▶ [REQUEST]: Go through the listing and copy each line with the string "Weight".

--- start of EXERCISE MATERIALS ---

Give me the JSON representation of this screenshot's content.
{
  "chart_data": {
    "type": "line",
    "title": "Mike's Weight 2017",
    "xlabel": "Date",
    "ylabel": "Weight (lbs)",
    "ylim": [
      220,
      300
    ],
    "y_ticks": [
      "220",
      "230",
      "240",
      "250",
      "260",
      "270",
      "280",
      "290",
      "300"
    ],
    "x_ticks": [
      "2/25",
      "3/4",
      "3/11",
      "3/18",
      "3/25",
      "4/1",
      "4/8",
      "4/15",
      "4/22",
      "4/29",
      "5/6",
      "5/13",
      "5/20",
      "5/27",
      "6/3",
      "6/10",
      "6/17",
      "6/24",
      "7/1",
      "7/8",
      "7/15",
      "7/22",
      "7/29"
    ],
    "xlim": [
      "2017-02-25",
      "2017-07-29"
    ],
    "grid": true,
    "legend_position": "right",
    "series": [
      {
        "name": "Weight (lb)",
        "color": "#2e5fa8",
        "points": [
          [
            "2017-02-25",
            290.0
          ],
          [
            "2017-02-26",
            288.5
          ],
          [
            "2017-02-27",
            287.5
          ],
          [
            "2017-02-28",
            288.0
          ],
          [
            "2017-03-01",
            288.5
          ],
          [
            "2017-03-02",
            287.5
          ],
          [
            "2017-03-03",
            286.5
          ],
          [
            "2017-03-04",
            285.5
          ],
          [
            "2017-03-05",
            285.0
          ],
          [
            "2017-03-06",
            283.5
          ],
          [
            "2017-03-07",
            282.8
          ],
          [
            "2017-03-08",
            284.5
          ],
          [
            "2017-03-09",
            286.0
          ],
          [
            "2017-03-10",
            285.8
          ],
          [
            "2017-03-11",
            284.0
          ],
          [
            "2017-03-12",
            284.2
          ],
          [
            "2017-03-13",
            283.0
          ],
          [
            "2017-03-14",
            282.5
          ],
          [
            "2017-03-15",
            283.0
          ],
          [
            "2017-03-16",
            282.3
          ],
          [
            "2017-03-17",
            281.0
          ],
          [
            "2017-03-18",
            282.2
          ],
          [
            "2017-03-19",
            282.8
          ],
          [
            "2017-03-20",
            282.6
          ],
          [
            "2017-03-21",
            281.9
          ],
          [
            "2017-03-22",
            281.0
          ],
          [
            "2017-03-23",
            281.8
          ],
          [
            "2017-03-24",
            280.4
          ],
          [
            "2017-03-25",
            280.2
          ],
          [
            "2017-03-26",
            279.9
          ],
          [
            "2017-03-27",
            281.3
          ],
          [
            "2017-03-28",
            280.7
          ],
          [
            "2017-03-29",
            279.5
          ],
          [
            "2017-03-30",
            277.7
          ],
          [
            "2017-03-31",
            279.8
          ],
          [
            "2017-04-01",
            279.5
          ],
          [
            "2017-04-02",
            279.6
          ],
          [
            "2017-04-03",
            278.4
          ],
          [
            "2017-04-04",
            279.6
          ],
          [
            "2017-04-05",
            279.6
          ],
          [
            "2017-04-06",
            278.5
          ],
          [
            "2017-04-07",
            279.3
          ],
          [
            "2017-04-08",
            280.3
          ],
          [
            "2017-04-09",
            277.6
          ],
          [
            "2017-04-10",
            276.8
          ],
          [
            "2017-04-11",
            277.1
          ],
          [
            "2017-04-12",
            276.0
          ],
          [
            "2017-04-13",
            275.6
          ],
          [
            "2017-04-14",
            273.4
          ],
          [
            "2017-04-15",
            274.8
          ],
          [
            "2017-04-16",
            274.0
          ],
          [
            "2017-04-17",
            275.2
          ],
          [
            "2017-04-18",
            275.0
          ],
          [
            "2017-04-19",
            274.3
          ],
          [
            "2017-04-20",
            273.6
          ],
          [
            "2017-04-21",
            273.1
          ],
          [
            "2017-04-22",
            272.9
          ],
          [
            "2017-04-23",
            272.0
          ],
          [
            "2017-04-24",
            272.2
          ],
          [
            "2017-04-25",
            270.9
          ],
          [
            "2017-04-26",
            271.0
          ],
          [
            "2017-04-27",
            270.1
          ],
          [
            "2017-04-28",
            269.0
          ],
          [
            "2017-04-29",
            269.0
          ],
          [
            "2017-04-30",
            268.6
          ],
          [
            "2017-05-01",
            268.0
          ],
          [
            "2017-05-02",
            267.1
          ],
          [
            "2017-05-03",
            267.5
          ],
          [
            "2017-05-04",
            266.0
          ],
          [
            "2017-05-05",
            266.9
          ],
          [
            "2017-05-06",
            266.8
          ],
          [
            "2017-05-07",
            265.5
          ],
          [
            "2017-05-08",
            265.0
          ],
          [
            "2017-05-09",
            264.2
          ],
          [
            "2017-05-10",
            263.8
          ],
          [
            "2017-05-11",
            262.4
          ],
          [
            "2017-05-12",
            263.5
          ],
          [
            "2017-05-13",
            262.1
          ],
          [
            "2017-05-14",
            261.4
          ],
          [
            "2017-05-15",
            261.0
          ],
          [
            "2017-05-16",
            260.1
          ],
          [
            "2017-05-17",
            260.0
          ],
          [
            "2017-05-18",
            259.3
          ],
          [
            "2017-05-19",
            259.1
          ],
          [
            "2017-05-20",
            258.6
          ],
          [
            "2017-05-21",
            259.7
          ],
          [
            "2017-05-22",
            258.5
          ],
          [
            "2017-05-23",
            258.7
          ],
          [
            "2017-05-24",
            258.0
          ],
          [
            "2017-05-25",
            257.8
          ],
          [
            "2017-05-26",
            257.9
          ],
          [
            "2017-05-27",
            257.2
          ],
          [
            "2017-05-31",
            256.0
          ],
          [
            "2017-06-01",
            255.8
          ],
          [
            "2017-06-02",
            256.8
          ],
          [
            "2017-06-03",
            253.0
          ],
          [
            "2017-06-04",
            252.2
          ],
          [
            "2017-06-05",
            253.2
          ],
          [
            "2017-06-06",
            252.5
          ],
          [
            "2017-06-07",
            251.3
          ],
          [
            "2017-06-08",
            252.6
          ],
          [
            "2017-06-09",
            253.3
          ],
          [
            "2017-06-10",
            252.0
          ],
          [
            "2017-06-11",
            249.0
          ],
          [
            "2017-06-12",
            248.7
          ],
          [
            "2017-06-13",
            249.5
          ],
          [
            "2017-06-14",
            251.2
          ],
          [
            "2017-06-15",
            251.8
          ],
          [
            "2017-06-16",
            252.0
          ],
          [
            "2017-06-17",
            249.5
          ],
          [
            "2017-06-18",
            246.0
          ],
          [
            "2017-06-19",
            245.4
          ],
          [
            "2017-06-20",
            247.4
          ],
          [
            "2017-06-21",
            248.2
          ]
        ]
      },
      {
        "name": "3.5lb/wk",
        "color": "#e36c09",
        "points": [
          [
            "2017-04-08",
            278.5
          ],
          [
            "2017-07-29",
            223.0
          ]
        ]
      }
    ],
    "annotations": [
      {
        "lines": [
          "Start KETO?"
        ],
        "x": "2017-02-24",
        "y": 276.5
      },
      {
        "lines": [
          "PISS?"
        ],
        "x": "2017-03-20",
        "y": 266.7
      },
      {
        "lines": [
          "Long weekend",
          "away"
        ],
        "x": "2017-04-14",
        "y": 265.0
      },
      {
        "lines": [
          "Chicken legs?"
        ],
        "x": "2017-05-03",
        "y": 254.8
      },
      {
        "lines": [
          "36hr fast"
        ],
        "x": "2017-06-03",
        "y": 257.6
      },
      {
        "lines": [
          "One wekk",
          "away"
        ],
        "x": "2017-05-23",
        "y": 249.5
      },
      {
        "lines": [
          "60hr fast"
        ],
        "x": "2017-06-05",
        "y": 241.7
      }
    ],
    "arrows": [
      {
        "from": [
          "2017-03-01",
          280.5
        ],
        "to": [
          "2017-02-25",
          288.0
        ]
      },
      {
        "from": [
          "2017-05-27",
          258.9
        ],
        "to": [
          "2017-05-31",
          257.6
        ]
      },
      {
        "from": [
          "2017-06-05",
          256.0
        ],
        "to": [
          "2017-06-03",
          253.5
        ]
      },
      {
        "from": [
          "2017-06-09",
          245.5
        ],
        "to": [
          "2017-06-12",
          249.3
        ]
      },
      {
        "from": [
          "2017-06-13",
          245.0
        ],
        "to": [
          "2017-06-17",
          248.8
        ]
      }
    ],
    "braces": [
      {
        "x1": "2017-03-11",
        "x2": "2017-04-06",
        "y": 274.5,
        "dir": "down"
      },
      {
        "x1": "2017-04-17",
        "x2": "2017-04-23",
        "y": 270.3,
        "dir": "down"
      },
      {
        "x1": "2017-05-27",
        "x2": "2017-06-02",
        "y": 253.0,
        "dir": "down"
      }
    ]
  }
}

--- end of EXERCISE MATERIALS ---

▶ [TASK OUTPUT]:
    "title": "Mike's Weight 2017",
    "ylabel": "Weight (lbs)",
        "name": "Weight (lb)",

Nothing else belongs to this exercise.